▶ **Data supplied**

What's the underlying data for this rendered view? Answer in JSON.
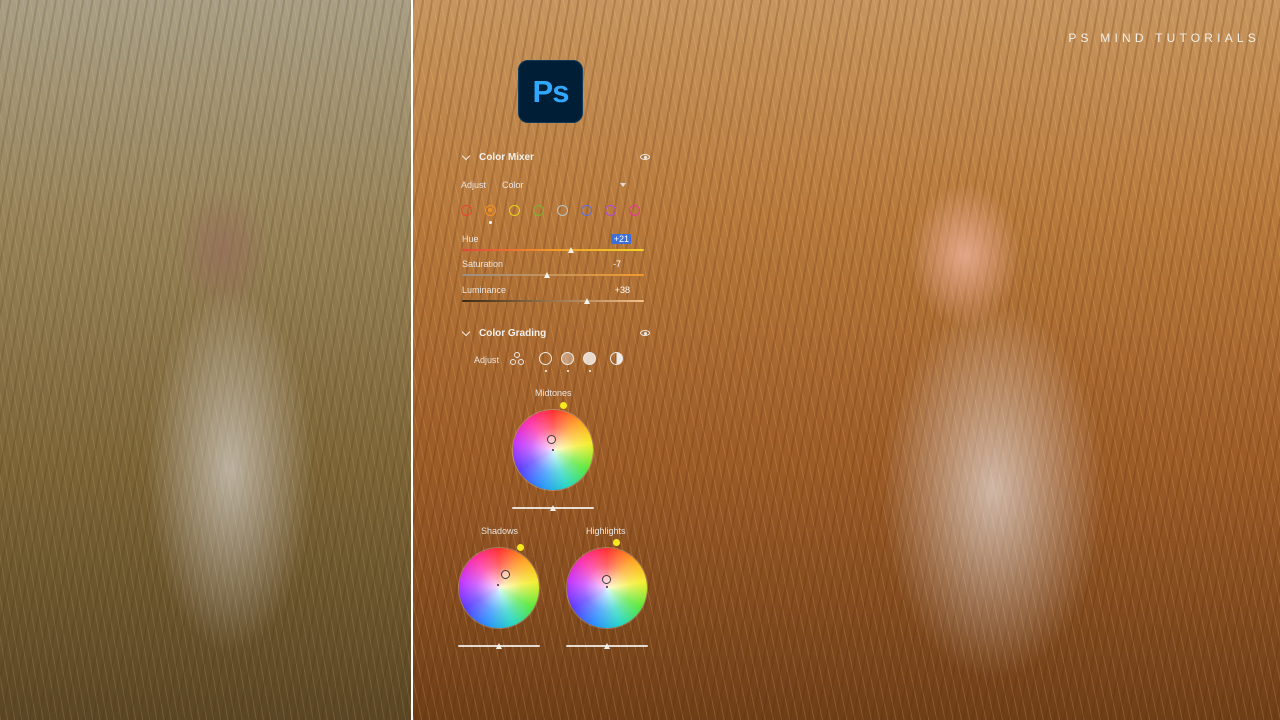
{
  "brand": {
    "watermark": "PS MIND TUTORIALS"
  },
  "app": {
    "logo_text": "Ps",
    "brand_color": "#31a8ff",
    "logo_bg": "#001e36"
  },
  "color_mixer": {
    "title": "Color Mixer",
    "adjust_label": "Adjust",
    "adjust_value": "Color",
    "swatches": [
      {
        "name": "red",
        "color": "#e8452e",
        "selected": false
      },
      {
        "name": "orange",
        "color": "#f5921f",
        "selected": true
      },
      {
        "name": "yellow",
        "color": "#e8d21c",
        "selected": false
      },
      {
        "name": "green",
        "color": "#79b82e",
        "selected": false
      },
      {
        "name": "aqua",
        "color": "#b7c6c8",
        "selected": false
      },
      {
        "name": "blue",
        "color": "#5a6ee8",
        "selected": false
      },
      {
        "name": "purple",
        "color": "#b04be0",
        "selected": false
      },
      {
        "name": "magenta",
        "color": "#e8339c",
        "selected": false
      }
    ],
    "sliders": [
      {
        "label": "Hue",
        "value": "+21",
        "level": 0.6,
        "active": true
      },
      {
        "label": "Saturation",
        "value": "-7",
        "level": 0.47,
        "active": false
      },
      {
        "label": "Luminance",
        "value": "+38",
        "level": 0.69,
        "active": false
      }
    ]
  },
  "color_grading": {
    "title": "Color Grading",
    "adjust_label": "Adjust",
    "wheels": [
      {
        "label": "Midtones",
        "balance_level": 0.5
      },
      {
        "label": "Shadows",
        "balance_level": 0.5
      },
      {
        "label": "Highlights",
        "balance_level": 0.5
      }
    ]
  }
}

▶ **Set problem**
All of the records above must be copied exactly, except for the pictures.

▶ **Response to the exercise**
What's the underlying data for this rendered view? Answer in JSON.
{
  "brand": {
    "watermark": "PS MIND TUTORIALS"
  },
  "app": {
    "logo_text": "Ps",
    "brand_color": "#31a8ff",
    "logo_bg": "#001e36"
  },
  "color_mixer": {
    "title": "Color Mixer",
    "adjust_label": "Adjust",
    "adjust_value": "Color",
    "swatches": [
      {
        "name": "red",
        "color": "#e8452e",
        "selected": false
      },
      {
        "name": "orange",
        "color": "#f5921f",
        "selected": true
      },
      {
        "name": "yellow",
        "color": "#e8d21c",
        "selected": false
      },
      {
        "name": "green",
        "color": "#79b82e",
        "selected": false
      },
      {
        "name": "aqua",
        "color": "#b7c6c8",
        "selected": false
      },
      {
        "name": "blue",
        "color": "#5a6ee8",
        "selected": false
      },
      {
        "name": "purple",
        "color": "#b04be0",
        "selected": false
      },
      {
        "name": "magenta",
        "color": "#e8339c",
        "selected": false
      }
    ],
    "sliders": [
      {
        "label": "Hue",
        "value": "+21",
        "level": 0.6,
        "active": true
      },
      {
        "label": "Saturation",
        "value": "-7",
        "level": 0.47,
        "active": false
      },
      {
        "label": "Luminance",
        "value": "+38",
        "level": 0.69,
        "active": false
      }
    ]
  },
  "color_grading": {
    "title": "Color Grading",
    "adjust_label": "Adjust",
    "wheels": [
      {
        "label": "Midtones",
        "balance_level": 0.5
      },
      {
        "label": "Shadows",
        "balance_level": 0.5
      },
      {
        "label": "Highlights",
        "balance_level": 0.5
      }
    ]
  }
}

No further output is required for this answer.